── EXERCISE MATERIAL

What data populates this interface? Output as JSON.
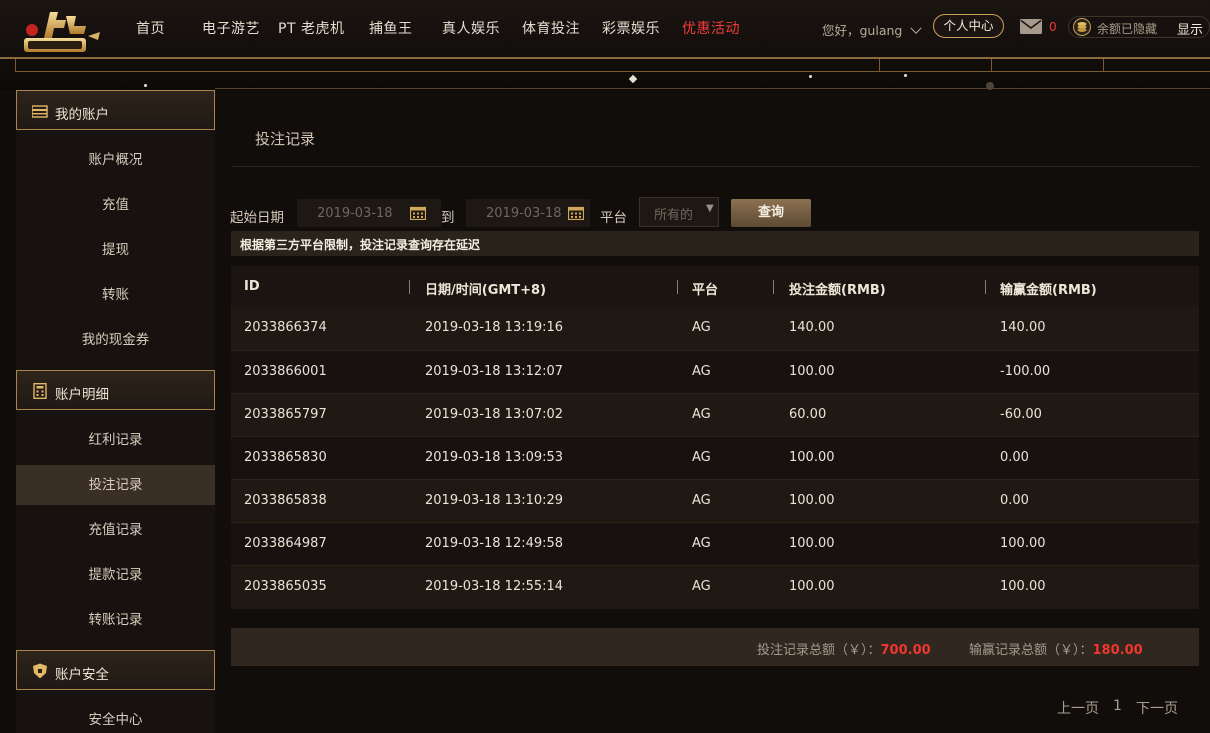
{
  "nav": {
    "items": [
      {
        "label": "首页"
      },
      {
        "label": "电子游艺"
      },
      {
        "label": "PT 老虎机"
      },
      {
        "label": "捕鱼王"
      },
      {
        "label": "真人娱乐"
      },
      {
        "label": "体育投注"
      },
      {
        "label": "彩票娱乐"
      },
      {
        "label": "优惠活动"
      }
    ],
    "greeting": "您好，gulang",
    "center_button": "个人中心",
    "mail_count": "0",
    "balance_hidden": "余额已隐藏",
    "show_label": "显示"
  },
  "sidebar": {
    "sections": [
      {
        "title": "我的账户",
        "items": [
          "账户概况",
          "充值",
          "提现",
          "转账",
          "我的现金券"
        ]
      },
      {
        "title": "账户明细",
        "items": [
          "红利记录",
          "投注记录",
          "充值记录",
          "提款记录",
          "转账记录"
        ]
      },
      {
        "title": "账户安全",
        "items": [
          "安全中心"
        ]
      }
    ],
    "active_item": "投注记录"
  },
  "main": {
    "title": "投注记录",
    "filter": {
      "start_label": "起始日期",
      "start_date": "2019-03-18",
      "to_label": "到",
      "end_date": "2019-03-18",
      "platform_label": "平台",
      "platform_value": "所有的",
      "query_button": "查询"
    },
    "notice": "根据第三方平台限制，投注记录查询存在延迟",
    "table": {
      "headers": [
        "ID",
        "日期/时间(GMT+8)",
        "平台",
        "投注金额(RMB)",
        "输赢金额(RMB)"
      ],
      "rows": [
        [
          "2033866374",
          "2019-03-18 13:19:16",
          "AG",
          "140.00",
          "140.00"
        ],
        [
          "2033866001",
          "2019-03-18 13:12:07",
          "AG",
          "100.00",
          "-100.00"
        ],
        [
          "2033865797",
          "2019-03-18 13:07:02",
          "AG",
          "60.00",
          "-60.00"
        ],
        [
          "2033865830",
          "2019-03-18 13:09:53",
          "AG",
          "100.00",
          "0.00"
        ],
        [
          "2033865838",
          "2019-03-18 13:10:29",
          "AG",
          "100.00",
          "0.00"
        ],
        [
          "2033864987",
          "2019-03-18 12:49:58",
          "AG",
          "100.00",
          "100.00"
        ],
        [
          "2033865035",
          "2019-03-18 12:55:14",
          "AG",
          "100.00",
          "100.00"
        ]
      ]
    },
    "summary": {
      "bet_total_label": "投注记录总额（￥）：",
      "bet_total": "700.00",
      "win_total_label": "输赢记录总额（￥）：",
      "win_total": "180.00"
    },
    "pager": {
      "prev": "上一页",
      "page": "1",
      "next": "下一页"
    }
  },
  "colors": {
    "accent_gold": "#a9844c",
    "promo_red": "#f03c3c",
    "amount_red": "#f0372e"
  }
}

────

GIVEN EXERCISE
Make an exact copy of the data above, pictures excluded.

EXERCISE OUTPUT
What data populates this interface? Output as JSON.
{
  "nav": {
    "items": [
      {
        "label": "首页"
      },
      {
        "label": "电子游艺"
      },
      {
        "label": "PT 老虎机"
      },
      {
        "label": "捕鱼王"
      },
      {
        "label": "真人娱乐"
      },
      {
        "label": "体育投注"
      },
      {
        "label": "彩票娱乐"
      },
      {
        "label": "优惠活动"
      }
    ],
    "greeting": "您好，gulang",
    "center_button": "个人中心",
    "mail_count": "0",
    "balance_hidden": "余额已隐藏",
    "show_label": "显示"
  },
  "sidebar": {
    "sections": [
      {
        "title": "我的账户",
        "items": [
          "账户概况",
          "充值",
          "提现",
          "转账",
          "我的现金券"
        ]
      },
      {
        "title": "账户明细",
        "items": [
          "红利记录",
          "投注记录",
          "充值记录",
          "提款记录",
          "转账记录"
        ]
      },
      {
        "title": "账户安全",
        "items": [
          "安全中心"
        ]
      }
    ],
    "active_item": "投注记录"
  },
  "main": {
    "title": "投注记录",
    "filter": {
      "start_label": "起始日期",
      "start_date": "2019-03-18",
      "to_label": "到",
      "end_date": "2019-03-18",
      "platform_label": "平台",
      "platform_value": "所有的",
      "query_button": "查询"
    },
    "notice": "根据第三方平台限制，投注记录查询存在延迟",
    "table": {
      "headers": [
        "ID",
        "日期/时间(GMT+8)",
        "平台",
        "投注金额(RMB)",
        "输赢金额(RMB)"
      ],
      "rows": [
        [
          "2033866374",
          "2019-03-18 13:19:16",
          "AG",
          "140.00",
          "140.00"
        ],
        [
          "2033866001",
          "2019-03-18 13:12:07",
          "AG",
          "100.00",
          "-100.00"
        ],
        [
          "2033865797",
          "2019-03-18 13:07:02",
          "AG",
          "60.00",
          "-60.00"
        ],
        [
          "2033865830",
          "2019-03-18 13:09:53",
          "AG",
          "100.00",
          "0.00"
        ],
        [
          "2033865838",
          "2019-03-18 13:10:29",
          "AG",
          "100.00",
          "0.00"
        ],
        [
          "2033864987",
          "2019-03-18 12:49:58",
          "AG",
          "100.00",
          "100.00"
        ],
        [
          "2033865035",
          "2019-03-18 12:55:14",
          "AG",
          "100.00",
          "100.00"
        ]
      ]
    },
    "summary": {
      "bet_total_label": "投注记录总额（￥）：",
      "bet_total": "700.00",
      "win_total_label": "输赢记录总额（￥）：",
      "win_total": "180.00"
    },
    "pager": {
      "prev": "上一页",
      "page": "1",
      "next": "下一页"
    }
  },
  "colors": {
    "accent_gold": "#a9844c",
    "promo_red": "#f03c3c",
    "amount_red": "#f0372e"
  }
}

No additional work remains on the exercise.